**What you have to do**:
Determine which lines contain the word "Dressing", then copy those lines.

┌──

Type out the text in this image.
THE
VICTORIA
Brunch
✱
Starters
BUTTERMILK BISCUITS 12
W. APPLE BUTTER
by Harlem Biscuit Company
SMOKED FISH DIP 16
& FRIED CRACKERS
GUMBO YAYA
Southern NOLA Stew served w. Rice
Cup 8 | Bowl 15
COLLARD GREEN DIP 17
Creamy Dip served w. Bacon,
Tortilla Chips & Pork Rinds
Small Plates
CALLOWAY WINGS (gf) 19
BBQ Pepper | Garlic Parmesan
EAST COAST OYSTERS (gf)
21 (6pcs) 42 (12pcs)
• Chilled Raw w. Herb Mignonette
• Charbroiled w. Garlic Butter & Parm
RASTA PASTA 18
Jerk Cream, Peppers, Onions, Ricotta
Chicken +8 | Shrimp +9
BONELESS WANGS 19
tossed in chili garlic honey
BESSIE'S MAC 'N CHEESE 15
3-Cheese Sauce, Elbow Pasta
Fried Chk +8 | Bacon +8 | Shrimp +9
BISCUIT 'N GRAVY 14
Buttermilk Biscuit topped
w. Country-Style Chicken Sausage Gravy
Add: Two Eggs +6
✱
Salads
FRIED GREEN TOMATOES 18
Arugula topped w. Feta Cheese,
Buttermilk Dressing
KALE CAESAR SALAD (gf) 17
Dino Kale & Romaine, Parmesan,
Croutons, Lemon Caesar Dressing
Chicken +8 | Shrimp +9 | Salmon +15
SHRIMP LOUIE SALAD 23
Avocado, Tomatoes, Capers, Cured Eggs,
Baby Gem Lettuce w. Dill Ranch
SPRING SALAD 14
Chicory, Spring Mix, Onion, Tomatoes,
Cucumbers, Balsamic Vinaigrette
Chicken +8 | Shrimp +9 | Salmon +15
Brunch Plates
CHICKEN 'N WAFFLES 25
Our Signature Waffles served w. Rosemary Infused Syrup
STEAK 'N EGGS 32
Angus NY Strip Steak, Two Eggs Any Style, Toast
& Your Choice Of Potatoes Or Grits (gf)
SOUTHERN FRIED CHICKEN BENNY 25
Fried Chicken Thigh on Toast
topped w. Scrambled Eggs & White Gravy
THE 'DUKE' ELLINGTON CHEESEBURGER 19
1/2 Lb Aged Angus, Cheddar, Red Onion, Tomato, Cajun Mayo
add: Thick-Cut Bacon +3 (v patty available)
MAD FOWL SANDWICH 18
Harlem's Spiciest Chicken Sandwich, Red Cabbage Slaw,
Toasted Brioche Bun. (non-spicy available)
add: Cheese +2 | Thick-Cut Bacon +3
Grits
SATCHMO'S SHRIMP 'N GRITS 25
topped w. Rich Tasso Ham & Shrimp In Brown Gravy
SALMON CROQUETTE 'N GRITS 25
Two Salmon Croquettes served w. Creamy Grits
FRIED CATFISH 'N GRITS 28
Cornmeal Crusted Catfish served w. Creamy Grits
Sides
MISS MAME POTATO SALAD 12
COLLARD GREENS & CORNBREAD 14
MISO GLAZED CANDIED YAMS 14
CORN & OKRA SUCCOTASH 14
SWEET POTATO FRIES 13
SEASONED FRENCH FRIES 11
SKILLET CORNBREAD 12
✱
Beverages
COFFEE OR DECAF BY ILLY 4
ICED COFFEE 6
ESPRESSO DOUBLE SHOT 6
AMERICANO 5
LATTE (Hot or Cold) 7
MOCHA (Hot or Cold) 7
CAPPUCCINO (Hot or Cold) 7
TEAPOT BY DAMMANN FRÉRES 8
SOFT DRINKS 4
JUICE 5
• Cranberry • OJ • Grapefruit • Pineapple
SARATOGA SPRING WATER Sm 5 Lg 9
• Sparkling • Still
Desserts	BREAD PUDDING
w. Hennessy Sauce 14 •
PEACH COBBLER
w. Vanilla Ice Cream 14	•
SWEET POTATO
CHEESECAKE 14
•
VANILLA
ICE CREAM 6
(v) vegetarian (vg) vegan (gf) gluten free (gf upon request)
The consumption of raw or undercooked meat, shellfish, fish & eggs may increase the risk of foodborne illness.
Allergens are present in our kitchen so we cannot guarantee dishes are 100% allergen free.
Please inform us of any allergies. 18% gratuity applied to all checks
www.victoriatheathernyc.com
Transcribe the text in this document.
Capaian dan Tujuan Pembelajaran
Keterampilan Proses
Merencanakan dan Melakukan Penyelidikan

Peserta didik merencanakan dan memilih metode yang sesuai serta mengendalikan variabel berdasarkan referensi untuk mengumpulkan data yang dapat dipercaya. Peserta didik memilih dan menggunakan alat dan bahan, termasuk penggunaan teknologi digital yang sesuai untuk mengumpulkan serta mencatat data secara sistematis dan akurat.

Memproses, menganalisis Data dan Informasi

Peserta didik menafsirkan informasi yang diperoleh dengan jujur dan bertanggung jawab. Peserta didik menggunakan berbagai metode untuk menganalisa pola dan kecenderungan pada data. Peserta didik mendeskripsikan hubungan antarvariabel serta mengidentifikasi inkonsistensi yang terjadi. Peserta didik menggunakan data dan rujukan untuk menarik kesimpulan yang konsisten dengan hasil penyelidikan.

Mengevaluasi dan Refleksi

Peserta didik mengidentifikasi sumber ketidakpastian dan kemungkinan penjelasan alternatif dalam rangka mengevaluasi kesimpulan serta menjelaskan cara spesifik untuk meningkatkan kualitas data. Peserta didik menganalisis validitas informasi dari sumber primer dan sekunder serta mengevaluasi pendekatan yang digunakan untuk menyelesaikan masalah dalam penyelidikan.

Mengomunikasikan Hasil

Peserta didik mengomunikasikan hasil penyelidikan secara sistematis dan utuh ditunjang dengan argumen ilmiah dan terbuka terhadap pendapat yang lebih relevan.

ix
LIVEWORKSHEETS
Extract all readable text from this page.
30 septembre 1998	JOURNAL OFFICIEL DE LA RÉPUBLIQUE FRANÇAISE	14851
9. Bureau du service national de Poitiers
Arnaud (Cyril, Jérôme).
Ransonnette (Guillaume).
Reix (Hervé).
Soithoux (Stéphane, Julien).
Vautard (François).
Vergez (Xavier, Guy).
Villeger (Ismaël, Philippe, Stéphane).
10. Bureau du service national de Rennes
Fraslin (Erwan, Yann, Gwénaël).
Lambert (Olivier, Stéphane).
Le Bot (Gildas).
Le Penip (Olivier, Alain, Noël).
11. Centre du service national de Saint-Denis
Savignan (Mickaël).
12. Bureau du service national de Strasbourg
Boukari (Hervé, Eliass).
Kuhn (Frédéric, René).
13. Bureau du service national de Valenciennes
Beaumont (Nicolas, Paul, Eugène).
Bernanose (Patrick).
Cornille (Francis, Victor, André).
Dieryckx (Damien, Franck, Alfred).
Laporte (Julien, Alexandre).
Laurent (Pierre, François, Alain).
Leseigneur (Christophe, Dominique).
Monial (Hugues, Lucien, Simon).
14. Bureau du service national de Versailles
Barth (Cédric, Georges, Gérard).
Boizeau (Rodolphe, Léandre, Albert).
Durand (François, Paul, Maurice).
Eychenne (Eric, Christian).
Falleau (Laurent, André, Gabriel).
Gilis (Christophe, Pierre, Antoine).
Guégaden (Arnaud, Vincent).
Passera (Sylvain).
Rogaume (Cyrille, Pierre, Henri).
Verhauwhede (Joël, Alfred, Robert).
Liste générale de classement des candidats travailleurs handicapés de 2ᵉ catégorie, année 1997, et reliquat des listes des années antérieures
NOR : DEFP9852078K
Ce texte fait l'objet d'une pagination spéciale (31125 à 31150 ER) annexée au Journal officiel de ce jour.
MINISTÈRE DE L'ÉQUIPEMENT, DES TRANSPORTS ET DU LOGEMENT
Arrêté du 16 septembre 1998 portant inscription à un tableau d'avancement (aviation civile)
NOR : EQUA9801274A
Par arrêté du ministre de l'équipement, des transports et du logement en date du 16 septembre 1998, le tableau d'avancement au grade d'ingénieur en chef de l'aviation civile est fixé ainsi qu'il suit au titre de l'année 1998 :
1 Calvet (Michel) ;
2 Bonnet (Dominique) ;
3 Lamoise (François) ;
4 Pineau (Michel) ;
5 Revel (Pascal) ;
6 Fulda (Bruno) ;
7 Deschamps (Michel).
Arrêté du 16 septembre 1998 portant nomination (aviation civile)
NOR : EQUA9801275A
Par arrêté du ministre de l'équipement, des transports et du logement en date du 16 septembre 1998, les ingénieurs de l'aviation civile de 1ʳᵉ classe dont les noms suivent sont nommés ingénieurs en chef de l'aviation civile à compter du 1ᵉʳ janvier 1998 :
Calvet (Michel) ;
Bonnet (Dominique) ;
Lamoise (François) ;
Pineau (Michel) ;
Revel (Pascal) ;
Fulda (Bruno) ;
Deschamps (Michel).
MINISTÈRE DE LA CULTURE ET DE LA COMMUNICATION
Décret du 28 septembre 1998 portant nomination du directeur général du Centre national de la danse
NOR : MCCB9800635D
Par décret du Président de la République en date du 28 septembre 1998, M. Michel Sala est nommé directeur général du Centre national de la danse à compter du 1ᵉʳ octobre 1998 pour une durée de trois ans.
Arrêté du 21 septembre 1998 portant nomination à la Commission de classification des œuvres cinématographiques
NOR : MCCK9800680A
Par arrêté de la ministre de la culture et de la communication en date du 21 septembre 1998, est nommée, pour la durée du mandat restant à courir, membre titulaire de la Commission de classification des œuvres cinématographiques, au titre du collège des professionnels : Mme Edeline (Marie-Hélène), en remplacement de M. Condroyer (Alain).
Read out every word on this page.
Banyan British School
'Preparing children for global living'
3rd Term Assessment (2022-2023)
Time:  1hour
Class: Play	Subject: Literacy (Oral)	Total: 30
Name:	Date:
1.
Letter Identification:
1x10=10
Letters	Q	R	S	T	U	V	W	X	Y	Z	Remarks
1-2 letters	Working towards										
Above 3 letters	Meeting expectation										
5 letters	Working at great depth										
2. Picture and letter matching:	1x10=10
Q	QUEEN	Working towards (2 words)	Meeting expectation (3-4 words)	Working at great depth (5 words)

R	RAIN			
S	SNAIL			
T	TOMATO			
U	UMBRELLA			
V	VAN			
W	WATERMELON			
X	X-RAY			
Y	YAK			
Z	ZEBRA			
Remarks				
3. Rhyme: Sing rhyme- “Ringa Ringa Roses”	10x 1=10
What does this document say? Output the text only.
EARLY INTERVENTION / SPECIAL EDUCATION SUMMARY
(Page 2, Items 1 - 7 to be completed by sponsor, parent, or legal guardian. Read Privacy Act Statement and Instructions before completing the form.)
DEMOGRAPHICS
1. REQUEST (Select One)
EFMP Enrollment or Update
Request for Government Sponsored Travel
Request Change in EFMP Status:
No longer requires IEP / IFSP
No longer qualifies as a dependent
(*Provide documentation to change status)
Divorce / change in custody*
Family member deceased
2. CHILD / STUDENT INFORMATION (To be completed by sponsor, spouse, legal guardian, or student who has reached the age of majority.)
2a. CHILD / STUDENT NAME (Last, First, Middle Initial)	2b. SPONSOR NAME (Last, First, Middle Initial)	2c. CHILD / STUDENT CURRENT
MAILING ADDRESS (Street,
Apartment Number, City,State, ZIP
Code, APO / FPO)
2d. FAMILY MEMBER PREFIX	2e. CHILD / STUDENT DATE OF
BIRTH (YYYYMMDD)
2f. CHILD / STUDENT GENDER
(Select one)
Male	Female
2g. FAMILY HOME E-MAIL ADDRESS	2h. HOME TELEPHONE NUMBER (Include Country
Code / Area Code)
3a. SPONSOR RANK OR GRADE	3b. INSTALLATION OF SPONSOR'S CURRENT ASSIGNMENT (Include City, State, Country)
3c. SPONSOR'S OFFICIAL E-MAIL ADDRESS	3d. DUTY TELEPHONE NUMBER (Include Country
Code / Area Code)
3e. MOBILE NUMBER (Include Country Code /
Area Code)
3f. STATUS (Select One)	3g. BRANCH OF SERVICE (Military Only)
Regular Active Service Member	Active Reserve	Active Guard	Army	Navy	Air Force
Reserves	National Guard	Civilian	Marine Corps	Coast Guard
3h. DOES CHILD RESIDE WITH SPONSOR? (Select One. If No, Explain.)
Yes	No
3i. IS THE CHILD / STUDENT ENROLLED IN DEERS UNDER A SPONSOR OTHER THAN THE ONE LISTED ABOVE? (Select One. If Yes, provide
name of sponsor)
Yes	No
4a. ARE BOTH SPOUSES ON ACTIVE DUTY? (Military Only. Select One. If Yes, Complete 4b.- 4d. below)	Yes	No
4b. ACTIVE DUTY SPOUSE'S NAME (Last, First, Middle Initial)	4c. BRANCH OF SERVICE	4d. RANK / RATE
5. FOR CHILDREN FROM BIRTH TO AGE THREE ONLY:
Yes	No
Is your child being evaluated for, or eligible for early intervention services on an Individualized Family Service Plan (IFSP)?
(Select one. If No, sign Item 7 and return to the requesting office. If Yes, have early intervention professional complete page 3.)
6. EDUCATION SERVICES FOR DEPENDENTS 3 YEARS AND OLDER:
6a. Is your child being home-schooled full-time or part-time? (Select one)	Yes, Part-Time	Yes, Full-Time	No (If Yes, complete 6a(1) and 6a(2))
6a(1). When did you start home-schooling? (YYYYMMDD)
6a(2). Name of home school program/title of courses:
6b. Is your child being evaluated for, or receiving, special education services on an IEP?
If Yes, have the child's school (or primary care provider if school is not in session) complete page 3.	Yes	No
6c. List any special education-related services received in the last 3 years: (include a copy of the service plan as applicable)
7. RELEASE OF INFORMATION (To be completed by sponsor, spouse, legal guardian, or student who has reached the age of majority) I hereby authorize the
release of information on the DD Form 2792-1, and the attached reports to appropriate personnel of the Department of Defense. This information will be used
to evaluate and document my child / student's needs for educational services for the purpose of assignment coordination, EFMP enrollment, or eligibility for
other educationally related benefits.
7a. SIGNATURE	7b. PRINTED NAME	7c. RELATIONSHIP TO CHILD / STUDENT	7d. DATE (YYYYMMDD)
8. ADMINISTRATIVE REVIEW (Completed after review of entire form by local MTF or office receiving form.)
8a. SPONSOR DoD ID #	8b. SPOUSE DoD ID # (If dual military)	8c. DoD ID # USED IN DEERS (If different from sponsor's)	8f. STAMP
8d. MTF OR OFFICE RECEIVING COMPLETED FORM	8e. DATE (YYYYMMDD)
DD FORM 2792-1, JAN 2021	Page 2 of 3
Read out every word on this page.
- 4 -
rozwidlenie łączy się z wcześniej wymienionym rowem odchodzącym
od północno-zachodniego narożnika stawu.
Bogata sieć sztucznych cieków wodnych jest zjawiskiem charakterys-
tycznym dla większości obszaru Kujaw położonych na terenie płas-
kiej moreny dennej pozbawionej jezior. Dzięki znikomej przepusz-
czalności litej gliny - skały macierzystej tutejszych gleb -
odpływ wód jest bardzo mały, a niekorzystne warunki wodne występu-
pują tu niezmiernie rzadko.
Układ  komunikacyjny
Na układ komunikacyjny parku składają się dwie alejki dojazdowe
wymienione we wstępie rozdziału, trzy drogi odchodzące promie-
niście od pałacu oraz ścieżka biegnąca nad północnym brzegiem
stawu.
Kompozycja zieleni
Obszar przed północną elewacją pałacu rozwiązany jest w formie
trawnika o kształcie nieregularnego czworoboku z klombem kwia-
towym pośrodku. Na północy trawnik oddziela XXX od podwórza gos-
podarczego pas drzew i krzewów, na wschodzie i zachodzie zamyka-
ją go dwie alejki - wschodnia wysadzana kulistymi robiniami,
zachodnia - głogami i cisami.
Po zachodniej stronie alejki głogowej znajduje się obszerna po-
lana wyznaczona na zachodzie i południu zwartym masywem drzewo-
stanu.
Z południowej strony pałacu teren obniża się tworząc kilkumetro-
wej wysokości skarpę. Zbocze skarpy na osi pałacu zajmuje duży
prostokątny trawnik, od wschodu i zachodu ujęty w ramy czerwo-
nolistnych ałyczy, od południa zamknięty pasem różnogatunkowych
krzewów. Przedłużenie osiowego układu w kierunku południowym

└──

**Correct result**:
Buttermilk Dressing
Croutons, Lemon Caesar Dressing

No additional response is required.